* What is required *
Report each line of the data that has "historii" somewhere in it.

Stored items
##########

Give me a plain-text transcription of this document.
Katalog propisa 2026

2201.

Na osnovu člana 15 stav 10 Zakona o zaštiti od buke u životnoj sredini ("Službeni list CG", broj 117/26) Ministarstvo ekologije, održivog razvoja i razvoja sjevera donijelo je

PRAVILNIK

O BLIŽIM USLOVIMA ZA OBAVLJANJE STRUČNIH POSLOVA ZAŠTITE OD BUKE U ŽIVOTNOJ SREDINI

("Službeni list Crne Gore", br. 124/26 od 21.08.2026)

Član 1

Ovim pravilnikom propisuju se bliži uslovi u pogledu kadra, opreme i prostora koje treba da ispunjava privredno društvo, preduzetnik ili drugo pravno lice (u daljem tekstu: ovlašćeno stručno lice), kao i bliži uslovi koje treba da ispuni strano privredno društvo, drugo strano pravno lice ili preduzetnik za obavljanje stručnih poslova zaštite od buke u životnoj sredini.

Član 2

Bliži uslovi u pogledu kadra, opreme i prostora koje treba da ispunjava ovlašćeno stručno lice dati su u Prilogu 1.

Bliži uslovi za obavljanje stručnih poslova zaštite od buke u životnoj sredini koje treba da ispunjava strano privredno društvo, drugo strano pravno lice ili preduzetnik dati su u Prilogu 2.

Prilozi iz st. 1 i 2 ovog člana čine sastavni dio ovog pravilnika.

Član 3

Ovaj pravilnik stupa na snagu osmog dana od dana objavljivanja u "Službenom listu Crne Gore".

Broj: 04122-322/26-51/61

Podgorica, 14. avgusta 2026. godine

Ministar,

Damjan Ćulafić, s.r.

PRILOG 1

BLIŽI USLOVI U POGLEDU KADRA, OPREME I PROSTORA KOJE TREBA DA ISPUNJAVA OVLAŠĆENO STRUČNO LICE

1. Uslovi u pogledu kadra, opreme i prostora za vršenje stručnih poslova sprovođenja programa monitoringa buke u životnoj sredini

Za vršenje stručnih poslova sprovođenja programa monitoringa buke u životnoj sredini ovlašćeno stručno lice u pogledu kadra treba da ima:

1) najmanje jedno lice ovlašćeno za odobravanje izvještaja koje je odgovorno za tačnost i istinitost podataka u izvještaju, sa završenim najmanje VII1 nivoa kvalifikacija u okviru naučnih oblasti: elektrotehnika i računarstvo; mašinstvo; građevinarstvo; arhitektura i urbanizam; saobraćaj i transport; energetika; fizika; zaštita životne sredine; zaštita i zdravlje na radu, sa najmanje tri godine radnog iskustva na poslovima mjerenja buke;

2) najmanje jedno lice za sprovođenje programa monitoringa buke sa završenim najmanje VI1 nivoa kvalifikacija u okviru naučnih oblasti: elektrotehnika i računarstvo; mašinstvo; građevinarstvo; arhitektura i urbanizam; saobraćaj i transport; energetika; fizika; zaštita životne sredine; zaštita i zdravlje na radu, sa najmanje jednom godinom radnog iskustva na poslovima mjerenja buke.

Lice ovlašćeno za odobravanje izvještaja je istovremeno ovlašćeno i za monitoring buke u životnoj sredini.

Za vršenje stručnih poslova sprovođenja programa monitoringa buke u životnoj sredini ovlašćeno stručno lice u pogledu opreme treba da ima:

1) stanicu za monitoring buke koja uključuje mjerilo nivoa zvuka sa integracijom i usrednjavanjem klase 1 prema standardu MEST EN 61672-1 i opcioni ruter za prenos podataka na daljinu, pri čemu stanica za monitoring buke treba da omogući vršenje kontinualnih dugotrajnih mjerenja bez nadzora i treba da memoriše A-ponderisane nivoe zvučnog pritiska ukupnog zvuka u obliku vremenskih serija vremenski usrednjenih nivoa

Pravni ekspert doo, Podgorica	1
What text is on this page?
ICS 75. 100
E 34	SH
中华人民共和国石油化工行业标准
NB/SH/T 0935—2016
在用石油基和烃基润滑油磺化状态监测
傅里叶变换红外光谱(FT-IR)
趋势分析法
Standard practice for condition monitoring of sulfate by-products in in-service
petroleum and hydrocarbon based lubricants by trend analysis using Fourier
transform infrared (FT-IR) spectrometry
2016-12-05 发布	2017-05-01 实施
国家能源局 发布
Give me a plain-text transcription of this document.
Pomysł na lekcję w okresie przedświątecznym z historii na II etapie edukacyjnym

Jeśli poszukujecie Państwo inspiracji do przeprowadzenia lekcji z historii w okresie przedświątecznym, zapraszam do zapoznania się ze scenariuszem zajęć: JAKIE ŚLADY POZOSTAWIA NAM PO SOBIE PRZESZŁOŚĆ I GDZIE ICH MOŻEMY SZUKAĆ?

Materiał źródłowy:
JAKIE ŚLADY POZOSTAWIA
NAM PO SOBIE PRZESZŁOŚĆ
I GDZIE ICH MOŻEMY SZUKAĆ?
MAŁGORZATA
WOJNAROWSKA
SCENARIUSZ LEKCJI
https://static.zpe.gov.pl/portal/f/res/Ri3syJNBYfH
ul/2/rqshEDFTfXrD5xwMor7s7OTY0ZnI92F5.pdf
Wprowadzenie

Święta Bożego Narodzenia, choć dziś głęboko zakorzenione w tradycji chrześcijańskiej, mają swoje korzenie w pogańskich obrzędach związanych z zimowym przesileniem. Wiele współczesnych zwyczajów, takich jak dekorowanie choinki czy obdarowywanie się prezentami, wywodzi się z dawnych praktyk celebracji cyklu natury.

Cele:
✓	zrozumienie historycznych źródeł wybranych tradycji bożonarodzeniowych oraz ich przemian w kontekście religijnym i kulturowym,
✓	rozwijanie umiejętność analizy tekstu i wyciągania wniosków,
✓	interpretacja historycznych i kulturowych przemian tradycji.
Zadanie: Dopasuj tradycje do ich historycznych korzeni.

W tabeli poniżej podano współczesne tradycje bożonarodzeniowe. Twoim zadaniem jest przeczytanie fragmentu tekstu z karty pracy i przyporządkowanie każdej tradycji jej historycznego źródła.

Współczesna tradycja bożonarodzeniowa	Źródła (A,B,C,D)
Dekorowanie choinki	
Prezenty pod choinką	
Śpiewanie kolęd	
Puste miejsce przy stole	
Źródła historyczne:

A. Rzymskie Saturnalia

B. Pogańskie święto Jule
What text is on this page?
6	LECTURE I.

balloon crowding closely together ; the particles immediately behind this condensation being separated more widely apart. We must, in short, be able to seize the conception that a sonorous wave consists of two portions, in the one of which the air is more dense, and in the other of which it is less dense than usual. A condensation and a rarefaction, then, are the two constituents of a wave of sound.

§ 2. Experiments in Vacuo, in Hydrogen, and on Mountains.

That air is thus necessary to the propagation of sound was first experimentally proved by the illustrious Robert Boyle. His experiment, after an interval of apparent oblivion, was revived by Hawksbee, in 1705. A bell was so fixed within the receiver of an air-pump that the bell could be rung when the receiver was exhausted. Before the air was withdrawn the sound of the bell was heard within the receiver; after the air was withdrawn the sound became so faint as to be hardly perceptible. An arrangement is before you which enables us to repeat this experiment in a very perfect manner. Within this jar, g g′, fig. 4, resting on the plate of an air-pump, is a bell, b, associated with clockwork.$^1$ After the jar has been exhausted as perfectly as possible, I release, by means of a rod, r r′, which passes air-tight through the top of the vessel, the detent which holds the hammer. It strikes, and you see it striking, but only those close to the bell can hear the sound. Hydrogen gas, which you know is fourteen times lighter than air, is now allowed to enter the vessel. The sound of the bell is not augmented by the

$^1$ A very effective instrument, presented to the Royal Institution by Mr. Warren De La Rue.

##########

* Task answer *
Pomysł na lekcję w okresie przedświątecznym z historii na II etapie edukacyjnym
Jeśli poszukujecie Państwo inspiracji do przeprowadzenia lekcji z historii w okresie przedświątecznym, zapraszam do zapoznania się ze scenariuszem zajęć: JAKIE ŚLADY POZOSTAWIA NAM PO SOBIE PRZESZŁOŚĆ I GDZIE ICH MOŻEMY SZUKAĆ?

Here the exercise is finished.